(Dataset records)
----

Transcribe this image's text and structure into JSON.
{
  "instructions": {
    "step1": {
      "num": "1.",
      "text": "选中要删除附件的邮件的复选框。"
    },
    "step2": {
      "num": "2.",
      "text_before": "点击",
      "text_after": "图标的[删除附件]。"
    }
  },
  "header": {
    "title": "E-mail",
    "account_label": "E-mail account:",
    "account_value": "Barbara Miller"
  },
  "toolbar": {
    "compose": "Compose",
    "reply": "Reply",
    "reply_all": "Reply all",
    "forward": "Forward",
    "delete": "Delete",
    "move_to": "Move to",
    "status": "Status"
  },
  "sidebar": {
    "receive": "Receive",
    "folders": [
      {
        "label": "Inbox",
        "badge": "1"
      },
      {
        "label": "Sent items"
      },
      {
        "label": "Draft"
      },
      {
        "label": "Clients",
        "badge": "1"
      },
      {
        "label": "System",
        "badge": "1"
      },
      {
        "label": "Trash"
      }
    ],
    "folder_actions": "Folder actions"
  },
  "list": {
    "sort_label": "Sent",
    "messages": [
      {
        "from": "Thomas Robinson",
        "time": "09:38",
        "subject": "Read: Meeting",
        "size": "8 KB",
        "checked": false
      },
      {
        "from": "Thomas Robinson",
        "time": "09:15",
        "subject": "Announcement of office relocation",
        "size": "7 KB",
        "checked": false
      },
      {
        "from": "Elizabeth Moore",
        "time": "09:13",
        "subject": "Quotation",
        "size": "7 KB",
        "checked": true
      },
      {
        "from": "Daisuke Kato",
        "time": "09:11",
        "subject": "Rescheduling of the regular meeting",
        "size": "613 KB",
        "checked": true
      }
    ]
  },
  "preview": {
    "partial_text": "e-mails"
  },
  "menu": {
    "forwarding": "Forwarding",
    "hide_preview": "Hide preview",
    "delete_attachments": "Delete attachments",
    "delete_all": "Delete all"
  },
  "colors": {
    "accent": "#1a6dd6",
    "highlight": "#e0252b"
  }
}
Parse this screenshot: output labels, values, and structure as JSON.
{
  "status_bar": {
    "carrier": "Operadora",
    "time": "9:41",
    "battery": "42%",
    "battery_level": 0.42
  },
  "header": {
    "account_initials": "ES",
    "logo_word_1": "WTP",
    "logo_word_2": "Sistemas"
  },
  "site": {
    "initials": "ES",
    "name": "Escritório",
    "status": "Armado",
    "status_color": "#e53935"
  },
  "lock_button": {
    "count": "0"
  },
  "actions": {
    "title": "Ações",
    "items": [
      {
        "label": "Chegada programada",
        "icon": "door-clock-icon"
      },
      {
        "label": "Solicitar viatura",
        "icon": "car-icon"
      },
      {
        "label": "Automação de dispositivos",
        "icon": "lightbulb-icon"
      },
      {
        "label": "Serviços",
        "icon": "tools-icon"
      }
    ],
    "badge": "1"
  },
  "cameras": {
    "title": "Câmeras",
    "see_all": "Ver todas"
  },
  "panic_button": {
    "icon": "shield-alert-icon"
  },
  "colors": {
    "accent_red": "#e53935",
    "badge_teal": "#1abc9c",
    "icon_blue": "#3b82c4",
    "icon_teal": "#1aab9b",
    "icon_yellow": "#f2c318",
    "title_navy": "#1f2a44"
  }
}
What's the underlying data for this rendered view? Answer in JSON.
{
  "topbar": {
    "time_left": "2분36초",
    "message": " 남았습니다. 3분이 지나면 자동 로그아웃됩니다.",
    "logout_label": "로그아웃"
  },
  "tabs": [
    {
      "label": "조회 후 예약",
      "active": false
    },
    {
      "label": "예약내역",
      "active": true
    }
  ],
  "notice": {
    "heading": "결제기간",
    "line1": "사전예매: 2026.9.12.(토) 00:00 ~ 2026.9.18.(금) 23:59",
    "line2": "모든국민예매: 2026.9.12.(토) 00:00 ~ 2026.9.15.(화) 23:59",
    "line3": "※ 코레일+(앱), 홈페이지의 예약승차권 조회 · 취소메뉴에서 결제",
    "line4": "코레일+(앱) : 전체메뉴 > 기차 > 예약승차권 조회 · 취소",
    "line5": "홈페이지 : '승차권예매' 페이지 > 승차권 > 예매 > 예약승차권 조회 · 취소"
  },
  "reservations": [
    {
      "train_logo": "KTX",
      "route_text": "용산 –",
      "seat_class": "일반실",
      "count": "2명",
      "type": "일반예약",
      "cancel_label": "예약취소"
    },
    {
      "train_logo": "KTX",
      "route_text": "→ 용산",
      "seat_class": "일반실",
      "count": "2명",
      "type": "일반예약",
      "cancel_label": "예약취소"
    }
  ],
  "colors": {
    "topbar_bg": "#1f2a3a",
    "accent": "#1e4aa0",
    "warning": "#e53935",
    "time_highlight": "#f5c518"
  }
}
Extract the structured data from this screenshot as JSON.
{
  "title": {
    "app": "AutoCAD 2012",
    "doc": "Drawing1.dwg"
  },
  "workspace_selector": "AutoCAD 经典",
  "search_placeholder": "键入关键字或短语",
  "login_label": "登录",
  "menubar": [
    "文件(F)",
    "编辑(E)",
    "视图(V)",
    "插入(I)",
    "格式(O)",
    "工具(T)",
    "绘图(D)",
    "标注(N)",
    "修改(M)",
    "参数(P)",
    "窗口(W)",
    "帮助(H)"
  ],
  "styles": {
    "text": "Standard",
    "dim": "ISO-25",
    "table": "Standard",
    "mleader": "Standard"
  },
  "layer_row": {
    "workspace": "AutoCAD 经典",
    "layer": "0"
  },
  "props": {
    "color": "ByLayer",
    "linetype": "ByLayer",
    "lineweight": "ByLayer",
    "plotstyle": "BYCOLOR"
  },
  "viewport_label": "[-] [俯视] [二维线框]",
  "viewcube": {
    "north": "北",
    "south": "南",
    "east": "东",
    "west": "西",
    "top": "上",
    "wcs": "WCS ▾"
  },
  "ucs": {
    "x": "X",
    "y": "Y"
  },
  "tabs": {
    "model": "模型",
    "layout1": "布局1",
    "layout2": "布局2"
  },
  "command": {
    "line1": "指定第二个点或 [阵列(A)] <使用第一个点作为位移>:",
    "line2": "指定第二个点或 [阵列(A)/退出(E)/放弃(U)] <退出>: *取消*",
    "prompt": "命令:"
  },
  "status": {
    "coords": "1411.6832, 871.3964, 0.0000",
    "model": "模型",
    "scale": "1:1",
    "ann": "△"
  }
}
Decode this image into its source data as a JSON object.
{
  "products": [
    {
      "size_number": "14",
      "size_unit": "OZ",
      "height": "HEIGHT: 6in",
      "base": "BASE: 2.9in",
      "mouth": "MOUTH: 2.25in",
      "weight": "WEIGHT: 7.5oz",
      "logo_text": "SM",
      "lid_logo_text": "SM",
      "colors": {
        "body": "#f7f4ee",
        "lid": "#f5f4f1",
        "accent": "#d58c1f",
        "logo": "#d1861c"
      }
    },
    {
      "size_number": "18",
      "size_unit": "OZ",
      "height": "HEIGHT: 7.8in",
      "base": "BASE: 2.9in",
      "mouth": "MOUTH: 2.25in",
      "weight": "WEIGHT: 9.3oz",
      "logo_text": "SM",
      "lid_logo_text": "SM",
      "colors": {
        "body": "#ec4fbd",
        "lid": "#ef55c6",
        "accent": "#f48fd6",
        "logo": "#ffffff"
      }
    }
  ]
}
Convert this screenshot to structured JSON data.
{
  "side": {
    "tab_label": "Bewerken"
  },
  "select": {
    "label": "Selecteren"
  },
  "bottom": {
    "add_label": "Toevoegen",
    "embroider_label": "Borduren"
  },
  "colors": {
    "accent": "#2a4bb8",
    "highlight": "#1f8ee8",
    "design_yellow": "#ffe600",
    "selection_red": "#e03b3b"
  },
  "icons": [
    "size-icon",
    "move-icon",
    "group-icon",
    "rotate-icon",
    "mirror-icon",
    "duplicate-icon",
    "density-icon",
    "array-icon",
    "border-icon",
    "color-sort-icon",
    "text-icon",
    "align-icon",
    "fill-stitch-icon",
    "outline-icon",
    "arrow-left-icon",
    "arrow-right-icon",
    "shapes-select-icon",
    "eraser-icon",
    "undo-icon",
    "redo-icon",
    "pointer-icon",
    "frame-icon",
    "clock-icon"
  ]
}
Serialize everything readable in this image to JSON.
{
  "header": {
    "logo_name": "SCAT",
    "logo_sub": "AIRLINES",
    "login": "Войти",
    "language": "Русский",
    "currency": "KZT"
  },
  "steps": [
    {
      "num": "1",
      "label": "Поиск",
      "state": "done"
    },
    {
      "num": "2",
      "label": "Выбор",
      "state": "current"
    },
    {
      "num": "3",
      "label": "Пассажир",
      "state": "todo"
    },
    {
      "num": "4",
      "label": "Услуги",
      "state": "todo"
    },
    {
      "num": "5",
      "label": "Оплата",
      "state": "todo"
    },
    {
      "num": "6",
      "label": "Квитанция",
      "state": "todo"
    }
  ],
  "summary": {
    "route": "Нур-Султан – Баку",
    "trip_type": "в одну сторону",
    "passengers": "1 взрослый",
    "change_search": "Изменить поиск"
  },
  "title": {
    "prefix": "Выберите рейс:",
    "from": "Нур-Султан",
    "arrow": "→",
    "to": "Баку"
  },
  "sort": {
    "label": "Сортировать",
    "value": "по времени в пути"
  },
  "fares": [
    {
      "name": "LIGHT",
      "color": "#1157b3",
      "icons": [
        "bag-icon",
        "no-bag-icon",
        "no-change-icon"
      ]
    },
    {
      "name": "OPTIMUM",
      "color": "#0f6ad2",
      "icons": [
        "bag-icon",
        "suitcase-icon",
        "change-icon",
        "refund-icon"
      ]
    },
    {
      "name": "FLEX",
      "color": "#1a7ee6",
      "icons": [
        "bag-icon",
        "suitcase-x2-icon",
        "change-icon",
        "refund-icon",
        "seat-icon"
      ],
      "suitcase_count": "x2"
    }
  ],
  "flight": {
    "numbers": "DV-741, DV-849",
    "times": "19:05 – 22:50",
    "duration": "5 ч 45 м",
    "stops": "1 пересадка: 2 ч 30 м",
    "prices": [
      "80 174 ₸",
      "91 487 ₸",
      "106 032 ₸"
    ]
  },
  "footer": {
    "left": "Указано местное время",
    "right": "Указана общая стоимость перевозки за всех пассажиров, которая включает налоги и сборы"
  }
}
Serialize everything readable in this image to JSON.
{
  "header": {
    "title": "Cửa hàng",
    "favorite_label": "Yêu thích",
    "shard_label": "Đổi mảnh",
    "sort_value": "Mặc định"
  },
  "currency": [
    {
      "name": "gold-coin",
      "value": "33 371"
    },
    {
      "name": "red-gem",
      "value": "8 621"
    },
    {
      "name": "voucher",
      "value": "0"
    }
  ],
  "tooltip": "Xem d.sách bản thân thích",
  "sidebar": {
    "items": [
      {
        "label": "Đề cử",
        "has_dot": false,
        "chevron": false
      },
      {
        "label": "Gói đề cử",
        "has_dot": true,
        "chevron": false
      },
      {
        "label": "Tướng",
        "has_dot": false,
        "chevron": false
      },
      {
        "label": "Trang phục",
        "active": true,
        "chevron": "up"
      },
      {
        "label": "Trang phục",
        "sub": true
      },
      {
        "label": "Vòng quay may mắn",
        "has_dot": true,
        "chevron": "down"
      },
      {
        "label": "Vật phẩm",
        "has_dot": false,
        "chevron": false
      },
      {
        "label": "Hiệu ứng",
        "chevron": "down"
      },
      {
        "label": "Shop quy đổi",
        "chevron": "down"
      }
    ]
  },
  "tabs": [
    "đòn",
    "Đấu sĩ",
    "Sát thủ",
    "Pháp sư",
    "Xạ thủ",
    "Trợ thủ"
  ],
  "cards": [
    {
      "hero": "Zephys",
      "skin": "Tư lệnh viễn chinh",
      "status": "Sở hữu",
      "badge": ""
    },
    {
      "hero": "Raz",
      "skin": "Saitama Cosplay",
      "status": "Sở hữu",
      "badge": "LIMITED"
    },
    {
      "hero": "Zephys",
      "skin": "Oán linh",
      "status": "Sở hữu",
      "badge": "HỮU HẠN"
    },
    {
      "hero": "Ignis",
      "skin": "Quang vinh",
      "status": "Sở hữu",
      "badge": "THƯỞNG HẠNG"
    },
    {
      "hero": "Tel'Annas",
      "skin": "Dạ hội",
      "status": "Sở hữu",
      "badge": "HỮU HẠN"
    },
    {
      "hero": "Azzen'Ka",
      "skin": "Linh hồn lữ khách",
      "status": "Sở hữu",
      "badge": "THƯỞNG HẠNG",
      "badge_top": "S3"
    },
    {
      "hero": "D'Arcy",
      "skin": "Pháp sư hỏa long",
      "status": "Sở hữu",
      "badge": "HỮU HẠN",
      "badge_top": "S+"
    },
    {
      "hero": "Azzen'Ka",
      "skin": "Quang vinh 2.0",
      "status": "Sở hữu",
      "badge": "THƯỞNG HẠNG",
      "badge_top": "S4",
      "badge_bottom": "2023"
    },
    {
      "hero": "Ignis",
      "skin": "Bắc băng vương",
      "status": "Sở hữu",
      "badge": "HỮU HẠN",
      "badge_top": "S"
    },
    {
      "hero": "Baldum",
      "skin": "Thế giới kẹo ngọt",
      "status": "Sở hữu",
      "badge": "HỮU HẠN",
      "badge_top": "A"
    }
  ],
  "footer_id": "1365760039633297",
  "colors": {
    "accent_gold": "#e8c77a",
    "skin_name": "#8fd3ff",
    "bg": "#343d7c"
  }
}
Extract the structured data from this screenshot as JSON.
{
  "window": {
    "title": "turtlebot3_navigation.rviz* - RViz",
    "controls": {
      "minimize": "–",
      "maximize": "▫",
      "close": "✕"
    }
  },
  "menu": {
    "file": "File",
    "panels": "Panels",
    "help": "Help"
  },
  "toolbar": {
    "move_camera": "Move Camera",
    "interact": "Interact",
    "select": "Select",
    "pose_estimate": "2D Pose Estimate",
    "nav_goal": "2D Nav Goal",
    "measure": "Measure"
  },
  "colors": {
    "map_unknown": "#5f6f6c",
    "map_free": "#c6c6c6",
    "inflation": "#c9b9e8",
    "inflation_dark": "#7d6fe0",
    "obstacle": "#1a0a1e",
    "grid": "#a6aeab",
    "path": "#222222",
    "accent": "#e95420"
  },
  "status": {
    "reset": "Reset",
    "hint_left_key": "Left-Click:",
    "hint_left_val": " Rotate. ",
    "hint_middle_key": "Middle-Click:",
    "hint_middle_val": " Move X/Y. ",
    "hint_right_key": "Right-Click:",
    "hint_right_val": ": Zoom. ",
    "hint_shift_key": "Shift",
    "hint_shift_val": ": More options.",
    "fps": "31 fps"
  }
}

----

How many lines of the listing above include the word "Standard"? State the number and nothing else.

3